AIM OF THE EXERCISE
Change every "gyrofrequency-line" in the material to "cyclotron-frequency-line" and keep all other text the same. Leave the pictures out of your output.

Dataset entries
------------------------------------------------------------
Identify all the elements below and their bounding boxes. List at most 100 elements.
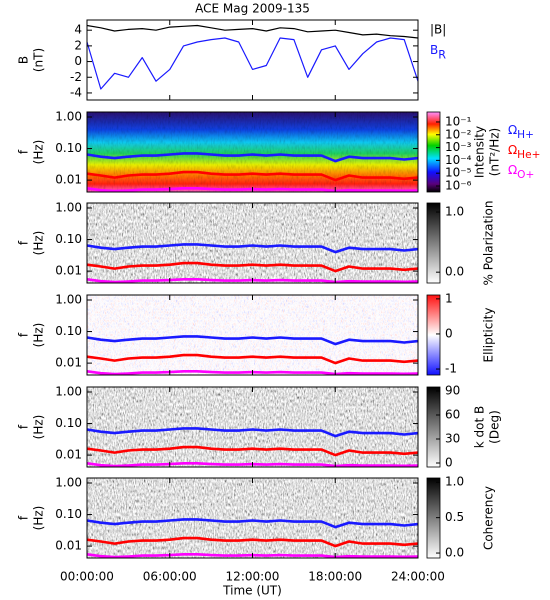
x-tick-label: 06:00:00 [143, 570, 197, 584]
y-tick-label: 0.10 [55, 324, 82, 338]
colorbar-tick-label: 1 [445, 291, 453, 305]
y-tick-label: 4 [74, 23, 82, 37]
gyrofrequency-line [86, 243, 419, 254]
legend-sub: H+ [517, 129, 534, 141]
y-tick-label: 0.01 [55, 173, 82, 187]
y-tick-label: 0.10 [55, 232, 82, 246]
colorbar-tick-label: 60 [445, 408, 460, 422]
legend-entry: ΩH+ [508, 123, 534, 142]
spectrogram [87, 295, 418, 375]
y-tick-label: 0.01 [55, 448, 82, 462]
data-line [86, 37, 419, 90]
gyrofrequency-line [86, 445, 419, 457]
colorbar-tick-label: 1.0 [445, 475, 464, 489]
colorbar-tick-label: 10⁻³ [445, 140, 472, 154]
colorbar [426, 386, 441, 468]
legend-name: Ω [508, 163, 517, 177]
plot-area [87, 20, 418, 100]
colorbar-label: Ellipticity [482, 308, 496, 363]
colorbar-tick-label: 1.0 [445, 205, 464, 219]
gyrofrequency-line [86, 353, 419, 365]
colorbar-tick-label: 10⁻¹ [445, 114, 472, 128]
y-tick-label: 0.10 [55, 141, 82, 155]
legend-name: Ω [508, 123, 517, 137]
y-tick-label: 1.00 [55, 475, 82, 489]
colorbar-tick-label: 10⁻⁴ [445, 153, 472, 167]
y-axis-label: (Hz) [32, 506, 46, 531]
y-tick-label: -4 [70, 85, 82, 99]
chart-title: ACE Mag 2009-135 [195, 2, 310, 16]
y-tick-label: 2 [74, 38, 82, 52]
gyrofrequency-line [86, 152, 419, 163]
x-axis-label: Time (UT) [222, 584, 282, 598]
gyrofrequency-line [86, 518, 419, 529]
y-tick-label: -2 [70, 70, 82, 84]
x-tick-label: 24:00:00 [391, 570, 445, 584]
colorbar-tick-label: 0.0 [445, 265, 464, 279]
data-line [86, 24, 419, 39]
spectrogram [87, 112, 418, 192]
colorbar-tick-label: 0 [445, 456, 453, 470]
colorbar-tick-label: 10⁻⁶ [445, 178, 472, 192]
colorbar-label: k dot B [473, 406, 487, 448]
y-axis-label: f [17, 149, 31, 154]
spectrogram [87, 478, 418, 558]
x-tick-label: 12:00:00 [226, 570, 280, 584]
colorbar-tick-label: 0.5 [445, 510, 464, 524]
colorbar [426, 111, 441, 193]
y-axis-label: B [17, 56, 31, 64]
colorbar-tick-label: 90 [445, 384, 460, 398]
x-tick-label: 18:00:00 [308, 570, 362, 584]
legend-entry: ΩHe+ [508, 143, 540, 162]
y-axis-label: f [17, 240, 31, 245]
y-tick-label: 1.00 [55, 384, 82, 398]
y-axis-label: (Hz) [32, 140, 46, 165]
colorbar-label: % Polarization [482, 201, 496, 286]
y-axis-label: f [17, 424, 31, 429]
legend-sub: He+ [517, 149, 540, 161]
colorbar-tick-label: 0 [445, 326, 453, 340]
colorbar-label: Intensity [473, 126, 487, 178]
gyrofrequency-line [86, 427, 419, 438]
y-axis-label: (Hz) [32, 323, 46, 348]
y-tick-label: 0.10 [55, 416, 82, 430]
colorbar [426, 202, 441, 284]
y-axis-label: f [17, 332, 31, 337]
gyrofrequency-line [86, 536, 419, 548]
colorbar-label: Coherency [482, 486, 496, 550]
y-tick-label: 0.01 [55, 539, 82, 553]
y-tick-label: 1.00 [55, 200, 82, 214]
y-tick-label: 0.01 [55, 264, 82, 278]
legend-entry: BR [430, 43, 446, 62]
colorbar-tick-label: 10⁻⁵ [445, 166, 472, 180]
legend-sub: O+ [517, 169, 534, 181]
spectrogram [87, 203, 418, 283]
gyrofrequency-line [86, 261, 419, 273]
y-tick-label: 1.00 [55, 109, 82, 123]
spectrogram [87, 387, 418, 467]
legend-name: Ω [508, 143, 517, 157]
y-axis-label: (Hz) [32, 415, 46, 440]
colorbar-label: (Deg) [488, 410, 502, 444]
colorbar-tick-label: 0.0 [445, 546, 464, 560]
colorbar-label: (nT²/Hz) [488, 128, 502, 176]
y-tick-label: 0.10 [55, 507, 82, 521]
legend-entry: ΩO+ [508, 163, 534, 182]
legend-sub: R [438, 48, 446, 61]
legend-name: B [430, 43, 438, 57]
x-tick-label: 00:00:00 [60, 570, 114, 584]
gyrofrequency-line [86, 335, 419, 346]
colorbar-tick-label: 30 [445, 432, 460, 446]
y-axis-label: (nT) [32, 48, 46, 72]
y-axis-label: f [17, 515, 31, 520]
legend-entry: |B| [430, 23, 446, 37]
y-axis-label: (Hz) [32, 231, 46, 256]
y-tick-label: 1.00 [55, 292, 82, 306]
colorbar-tick-label: -1 [445, 362, 457, 376]
colorbar-tick-label: 10⁻² [445, 127, 472, 141]
y-tick-label: 0.01 [55, 356, 82, 370]
gyrofrequency-line [86, 170, 419, 182]
y-tick-label: 0 [74, 54, 82, 68]
colorbar [426, 294, 441, 376]
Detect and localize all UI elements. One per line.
------------------------------------------------------------
SOLUTION FOR THIS TASK
Identify all the elements below and their bounding boxes. List at most 100 elements.
x-tick-label: 06:00:00 [143, 570, 197, 584]
y-tick-label: 0.10 [55, 324, 82, 338]
colorbar-tick-label: 1 [445, 291, 453, 305]
y-tick-label: 4 [74, 23, 82, 37]
cyclotron-frequency-line [86, 243, 419, 254]
legend-sub: H+ [517, 129, 534, 141]
y-tick-label: 0.01 [55, 173, 82, 187]
y-tick-label: 0.10 [55, 232, 82, 246]
colorbar-tick-label: 60 [445, 408, 460, 422]
legend-entry: ΩH+ [508, 123, 534, 142]
spectrogram [87, 295, 418, 375]
y-tick-label: 0.01 [55, 448, 82, 462]
data-line [86, 37, 419, 90]
cyclotron-frequency-line [86, 445, 419, 457]
colorbar-tick-label: 1.0 [445, 475, 464, 489]
colorbar-tick-label: 10⁻³ [445, 140, 472, 154]
colorbar [426, 386, 441, 468]
legend-name: Ω [508, 163, 517, 177]
plot-area [87, 20, 418, 100]
colorbar-label: Ellipticity [482, 308, 496, 363]
colorbar-tick-label: 1.0 [445, 205, 464, 219]
cyclotron-frequency-line [86, 353, 419, 365]
colorbar-tick-label: 10⁻¹ [445, 114, 472, 128]
y-tick-label: 0.10 [55, 141, 82, 155]
legend-name: Ω [508, 123, 517, 137]
y-tick-label: 1.00 [55, 475, 82, 489]
colorbar-tick-label: 10⁻⁴ [445, 153, 472, 167]
y-axis-label: (Hz) [32, 506, 46, 531]
y-tick-label: -4 [70, 85, 82, 99]
chart-title: ACE Mag 2009-135 [195, 2, 310, 16]
y-tick-label: 2 [74, 38, 82, 52]
cyclotron-frequency-line [86, 152, 419, 163]
x-axis-label: Time (UT) [222, 584, 282, 598]
cyclotron-frequency-line [86, 518, 419, 529]
y-tick-label: -2 [70, 70, 82, 84]
x-tick-label: 24:00:00 [391, 570, 445, 584]
colorbar-tick-label: 0.0 [445, 265, 464, 279]
data-line [86, 24, 419, 39]
spectrogram [87, 112, 418, 192]
colorbar-tick-label: 0 [445, 456, 453, 470]
colorbar-tick-label: 10⁻⁶ [445, 178, 472, 192]
colorbar-label: k dot B [473, 406, 487, 448]
y-axis-label: f [17, 149, 31, 154]
spectrogram [87, 478, 418, 558]
x-tick-label: 12:00:00 [226, 570, 280, 584]
colorbar-tick-label: 0.5 [445, 510, 464, 524]
colorbar [426, 111, 441, 193]
y-axis-label: B [17, 56, 31, 64]
colorbar-tick-label: 90 [445, 384, 460, 398]
x-tick-label: 18:00:00 [308, 570, 362, 584]
legend-entry: ΩHe+ [508, 143, 540, 162]
y-axis-label: f [17, 240, 31, 245]
y-tick-label: 1.00 [55, 384, 82, 398]
y-axis-label: (Hz) [32, 140, 46, 165]
colorbar-label: % Polarization [482, 201, 496, 286]
y-axis-label: f [17, 424, 31, 429]
legend-sub: He+ [517, 149, 540, 161]
colorbar-tick-label: 0 [445, 326, 453, 340]
colorbar-label: Intensity [473, 126, 487, 178]
cyclotron-frequency-line [86, 427, 419, 438]
y-axis-label: (Hz) [32, 323, 46, 348]
y-tick-label: 0.10 [55, 416, 82, 430]
colorbar [426, 202, 441, 284]
y-axis-label: f [17, 332, 31, 337]
cyclotron-frequency-line [86, 536, 419, 548]
colorbar-label: Coherency [482, 486, 496, 550]
y-tick-label: 0.01 [55, 539, 82, 553]
y-tick-label: 1.00 [55, 200, 82, 214]
y-tick-label: 0.01 [55, 264, 82, 278]
legend-entry: BR [430, 43, 446, 62]
colorbar-tick-label: 10⁻⁵ [445, 166, 472, 180]
legend-sub: O+ [517, 169, 534, 181]
spectrogram [87, 203, 418, 283]
cyclotron-frequency-line [86, 261, 419, 273]
y-tick-label: 1.00 [55, 109, 82, 123]
spectrogram [87, 387, 418, 467]
legend-name: Ω [508, 143, 517, 157]
y-axis-label: (Hz) [32, 415, 46, 440]
colorbar-label: (Deg) [488, 410, 502, 444]
colorbar-tick-label: 0.0 [445, 546, 464, 560]
colorbar-label: (nT²/Hz) [488, 128, 502, 176]
y-tick-label: 0.10 [55, 507, 82, 521]
legend-entry: ΩO+ [508, 163, 534, 182]
legend-sub: R [438, 48, 446, 61]
legend-name: B [430, 43, 438, 57]
x-tick-label: 00:00:00 [60, 570, 114, 584]
cyclotron-frequency-line [86, 335, 419, 346]
colorbar-tick-label: 30 [445, 432, 460, 446]
y-axis-label: (nT) [32, 48, 46, 72]
y-axis-label: f [17, 515, 31, 520]
legend-entry: |B| [430, 23, 446, 37]
y-axis-label: (Hz) [32, 231, 46, 256]
y-tick-label: 1.00 [55, 292, 82, 306]
colorbar-tick-label: -1 [445, 362, 457, 376]
colorbar-tick-label: 10⁻² [445, 127, 472, 141]
y-tick-label: 0.01 [55, 356, 82, 370]
cyclotron-frequency-line [86, 170, 419, 182]
y-tick-label: 0 [74, 54, 82, 68]
colorbar [426, 294, 441, 376]
Detect and localize all UI elements. One per line.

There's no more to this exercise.